*** GIVEN INFORMATION Section Begins ***
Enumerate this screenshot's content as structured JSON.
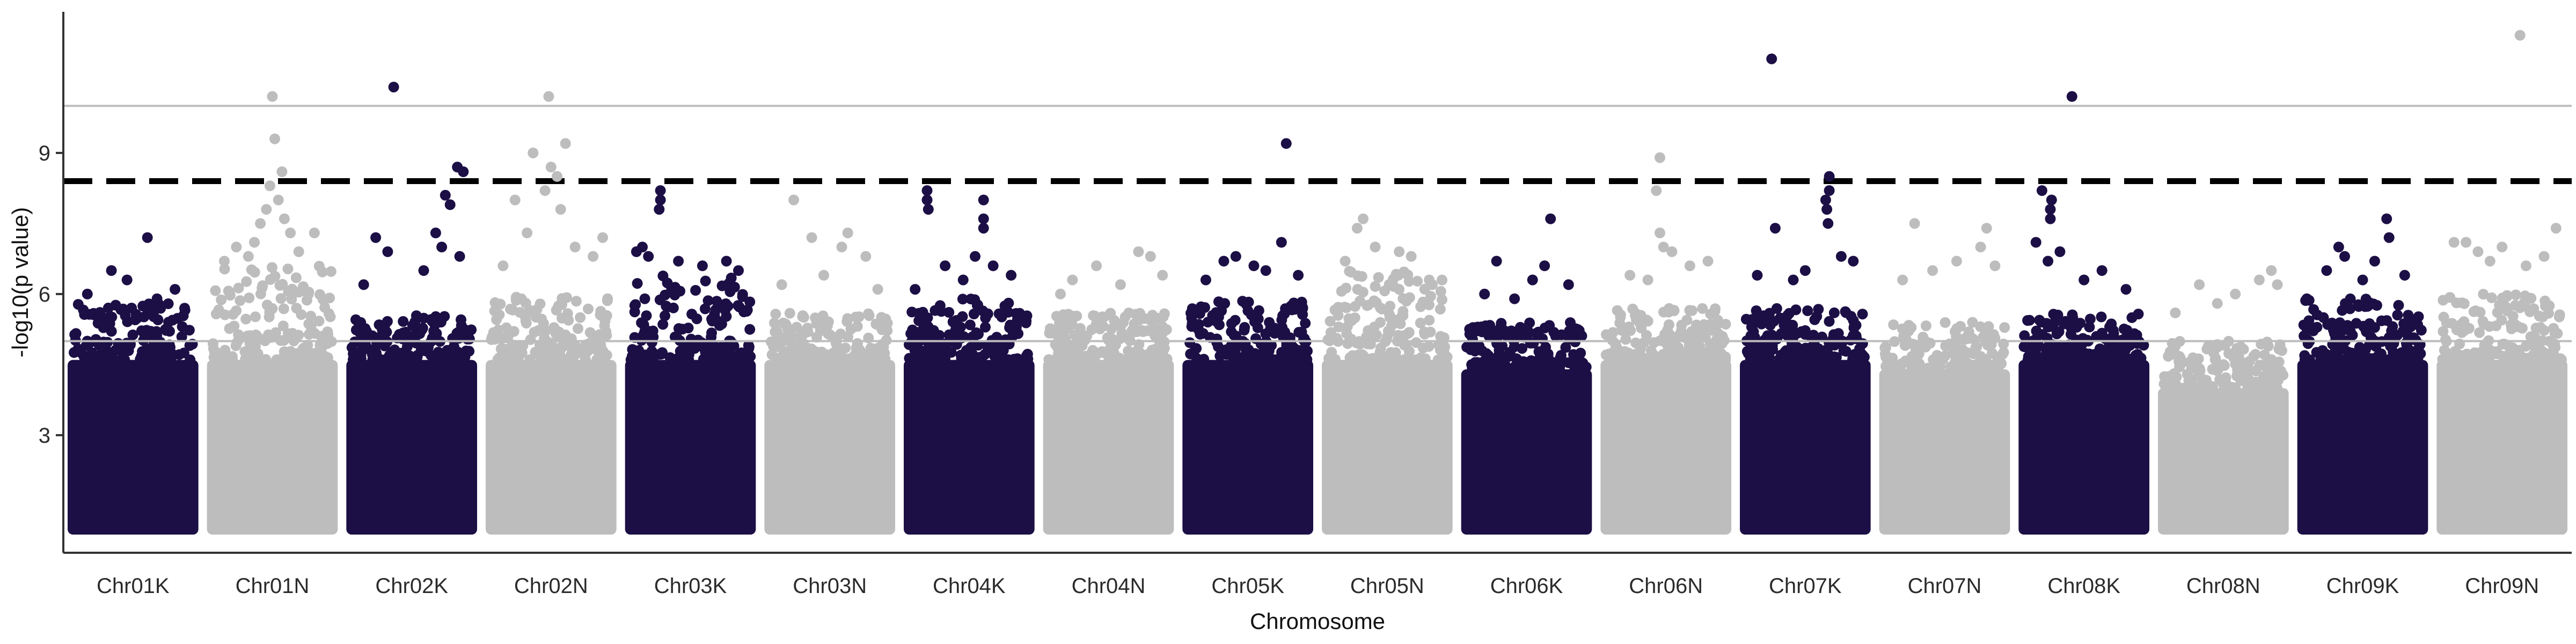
{
  "chart_data": {
    "type": "scatter",
    "title": "",
    "xlabel": "Chromosome",
    "ylabel": "-log10(p value)",
    "ylim": [
      0.5,
      12
    ],
    "yticks": [
      3,
      6,
      9
    ],
    "grid": false,
    "legend": "none",
    "reference_lines": {
      "suggestive": 5,
      "upper": 10,
      "genome_wide_dashed": 8.4
    },
    "colors": {
      "dark": "#1c0f45",
      "light": "#bdbdbd",
      "reference_line": "#bdbdbd",
      "threshold_line": "#000000",
      "axis": "#333333"
    },
    "categories": [
      "Chr01K",
      "Chr01N",
      "Chr02K",
      "Chr02N",
      "Chr03K",
      "Chr03N",
      "Chr04K",
      "Chr04N",
      "Chr05K",
      "Chr05N",
      "Chr06K",
      "Chr06N",
      "Chr07K",
      "Chr07N",
      "Chr08K",
      "Chr08N",
      "Chr09K",
      "Chr09N"
    ],
    "series": [
      {
        "category": "Chr01K",
        "color_group": "dark",
        "background_peak": 5.8,
        "points": [
          [
            0.62,
            7.2
          ],
          [
            0.32,
            6.5
          ],
          [
            0.85,
            6.1
          ],
          [
            0.12,
            6.0
          ],
          [
            0.45,
            6.3
          ],
          [
            0.7,
            5.9
          ],
          [
            0.93,
            5.7
          ],
          [
            0.25,
            5.5
          ]
        ]
      },
      {
        "category": "Chr01N",
        "color_group": "light",
        "background_peak": 6.6,
        "points": [
          [
            0.5,
            10.2
          ],
          [
            0.52,
            9.3
          ],
          [
            0.58,
            8.6
          ],
          [
            0.48,
            8.3
          ],
          [
            0.55,
            8.0
          ],
          [
            0.45,
            7.8
          ],
          [
            0.6,
            7.6
          ],
          [
            0.4,
            7.5
          ],
          [
            0.35,
            7.1
          ],
          [
            0.65,
            7.3
          ],
          [
            0.85,
            7.3
          ],
          [
            0.2,
            7.0
          ],
          [
            0.3,
            6.8
          ],
          [
            0.72,
            6.9
          ],
          [
            0.1,
            6.7
          ]
        ]
      },
      {
        "category": "Chr02K",
        "color_group": "dark",
        "background_peak": 5.6,
        "points": [
          [
            0.35,
            10.4
          ],
          [
            0.88,
            8.7
          ],
          [
            0.93,
            8.6
          ],
          [
            0.78,
            8.1
          ],
          [
            0.82,
            7.9
          ],
          [
            0.7,
            7.3
          ],
          [
            0.75,
            7.0
          ],
          [
            0.2,
            7.2
          ],
          [
            0.3,
            6.9
          ],
          [
            0.9,
            6.8
          ],
          [
            0.6,
            6.5
          ],
          [
            0.1,
            6.2
          ]
        ]
      },
      {
        "category": "Chr02N",
        "color_group": "light",
        "background_peak": 6.0,
        "points": [
          [
            0.48,
            10.2
          ],
          [
            0.62,
            9.2
          ],
          [
            0.35,
            9.0
          ],
          [
            0.5,
            8.7
          ],
          [
            0.55,
            8.5
          ],
          [
            0.45,
            8.2
          ],
          [
            0.2,
            8.0
          ],
          [
            0.58,
            7.8
          ],
          [
            0.3,
            7.3
          ],
          [
            0.7,
            7.0
          ],
          [
            0.85,
            6.8
          ],
          [
            0.1,
            6.6
          ],
          [
            0.93,
            7.2
          ]
        ]
      },
      {
        "category": "Chr03K",
        "color_group": "dark",
        "background_peak": 6.4,
        "points": [
          [
            0.25,
            8.2
          ],
          [
            0.25,
            8.0
          ],
          [
            0.24,
            7.8
          ],
          [
            0.1,
            7.0
          ],
          [
            0.05,
            6.9
          ],
          [
            0.4,
            6.7
          ],
          [
            0.6,
            6.6
          ],
          [
            0.8,
            6.7
          ],
          [
            0.9,
            6.5
          ],
          [
            0.15,
            6.8
          ]
        ]
      },
      {
        "category": "Chr03N",
        "color_group": "light",
        "background_peak": 5.6,
        "points": [
          [
            0.2,
            8.0
          ],
          [
            0.35,
            7.2
          ],
          [
            0.6,
            7.0
          ],
          [
            0.65,
            7.3
          ],
          [
            0.8,
            6.8
          ],
          [
            0.45,
            6.4
          ],
          [
            0.1,
            6.2
          ],
          [
            0.9,
            6.1
          ]
        ]
      },
      {
        "category": "Chr04K",
        "color_group": "dark",
        "background_peak": 5.9,
        "points": [
          [
            0.15,
            8.2
          ],
          [
            0.15,
            8.0
          ],
          [
            0.16,
            7.8
          ],
          [
            0.62,
            8.0
          ],
          [
            0.62,
            7.6
          ],
          [
            0.62,
            7.4
          ],
          [
            0.55,
            6.8
          ],
          [
            0.7,
            6.6
          ],
          [
            0.3,
            6.6
          ],
          [
            0.85,
            6.4
          ],
          [
            0.45,
            6.3
          ],
          [
            0.05,
            6.1
          ]
        ]
      },
      {
        "category": "Chr04N",
        "color_group": "light",
        "background_peak": 5.6,
        "points": [
          [
            0.4,
            6.6
          ],
          [
            0.75,
            6.9
          ],
          [
            0.85,
            6.8
          ],
          [
            0.2,
            6.3
          ],
          [
            0.6,
            6.2
          ],
          [
            0.1,
            6.0
          ],
          [
            0.95,
            6.4
          ]
        ]
      },
      {
        "category": "Chr05K",
        "color_group": "dark",
        "background_peak": 5.9,
        "points": [
          [
            0.82,
            9.2
          ],
          [
            0.78,
            7.1
          ],
          [
            0.4,
            6.8
          ],
          [
            0.3,
            6.7
          ],
          [
            0.55,
            6.6
          ],
          [
            0.65,
            6.5
          ],
          [
            0.15,
            6.3
          ],
          [
            0.92,
            6.4
          ]
        ]
      },
      {
        "category": "Chr05N",
        "color_group": "light",
        "background_peak": 6.5,
        "points": [
          [
            0.3,
            7.6
          ],
          [
            0.25,
            7.4
          ],
          [
            0.4,
            7.0
          ],
          [
            0.6,
            6.9
          ],
          [
            0.7,
            6.8
          ],
          [
            0.15,
            6.7
          ],
          [
            0.85,
            6.3
          ]
        ]
      },
      {
        "category": "Chr06K",
        "color_group": "dark",
        "background_peak": 5.4,
        "points": [
          [
            0.7,
            7.6
          ],
          [
            0.25,
            6.7
          ],
          [
            0.65,
            6.6
          ],
          [
            0.55,
            6.3
          ],
          [
            0.85,
            6.2
          ],
          [
            0.4,
            5.9
          ],
          [
            0.15,
            6.0
          ]
        ]
      },
      {
        "category": "Chr06N",
        "color_group": "light",
        "background_peak": 5.7,
        "points": [
          [
            0.45,
            8.9
          ],
          [
            0.42,
            8.2
          ],
          [
            0.45,
            7.3
          ],
          [
            0.48,
            7.0
          ],
          [
            0.55,
            6.9
          ],
          [
            0.7,
            6.6
          ],
          [
            0.2,
            6.4
          ],
          [
            0.85,
            6.7
          ],
          [
            0.35,
            6.3
          ]
        ]
      },
      {
        "category": "Chr07K",
        "color_group": "dark",
        "background_peak": 5.7,
        "points": [
          [
            0.22,
            11.0
          ],
          [
            0.7,
            8.5
          ],
          [
            0.7,
            8.2
          ],
          [
            0.67,
            8.0
          ],
          [
            0.68,
            7.8
          ],
          [
            0.69,
            7.5
          ],
          [
            0.25,
            7.4
          ],
          [
            0.8,
            6.8
          ],
          [
            0.5,
            6.5
          ],
          [
            0.4,
            6.3
          ],
          [
            0.9,
            6.7
          ],
          [
            0.1,
            6.4
          ]
        ]
      },
      {
        "category": "Chr07N",
        "color_group": "light",
        "background_peak": 5.4,
        "points": [
          [
            0.85,
            7.4
          ],
          [
            0.25,
            7.5
          ],
          [
            0.8,
            7.0
          ],
          [
            0.6,
            6.7
          ],
          [
            0.4,
            6.5
          ],
          [
            0.15,
            6.3
          ],
          [
            0.92,
            6.6
          ]
        ]
      },
      {
        "category": "Chr08K",
        "color_group": "dark",
        "background_peak": 5.6,
        "points": [
          [
            0.4,
            10.2
          ],
          [
            0.15,
            8.2
          ],
          [
            0.23,
            8.0
          ],
          [
            0.22,
            7.8
          ],
          [
            0.22,
            7.6
          ],
          [
            0.1,
            7.1
          ],
          [
            0.3,
            6.9
          ],
          [
            0.65,
            6.5
          ],
          [
            0.5,
            6.3
          ],
          [
            0.85,
            6.1
          ],
          [
            0.2,
            6.7
          ]
        ]
      },
      {
        "category": "Chr08N",
        "color_group": "light",
        "background_peak": 5.0,
        "points": [
          [
            0.9,
            6.5
          ],
          [
            0.8,
            6.3
          ],
          [
            0.6,
            6.0
          ],
          [
            0.3,
            6.2
          ],
          [
            0.45,
            5.8
          ],
          [
            0.1,
            5.6
          ],
          [
            0.95,
            6.2
          ]
        ]
      },
      {
        "category": "Chr09K",
        "color_group": "dark",
        "background_peak": 5.9,
        "points": [
          [
            0.7,
            7.6
          ],
          [
            0.3,
            7.0
          ],
          [
            0.35,
            6.8
          ],
          [
            0.72,
            7.2
          ],
          [
            0.6,
            6.7
          ],
          [
            0.2,
            6.5
          ],
          [
            0.85,
            6.4
          ],
          [
            0.5,
            6.3
          ]
        ]
      },
      {
        "category": "Chr09N",
        "color_group": "light",
        "background_peak": 6.0,
        "points": [
          [
            0.65,
            11.5
          ],
          [
            0.2,
            7.1
          ],
          [
            0.5,
            7.0
          ],
          [
            0.1,
            7.1
          ],
          [
            0.85,
            6.8
          ],
          [
            0.95,
            7.4
          ],
          [
            0.4,
            6.7
          ],
          [
            0.7,
            6.6
          ],
          [
            0.3,
            6.9
          ]
        ]
      }
    ]
  }
}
*** GIVEN INFORMATION Section Ends ***
:: WORK TO BE COMPLETED ::
In the listing above, how many lines include the string "bdbdbd"? Say only the number.

:: ANSWER SECTION ::
2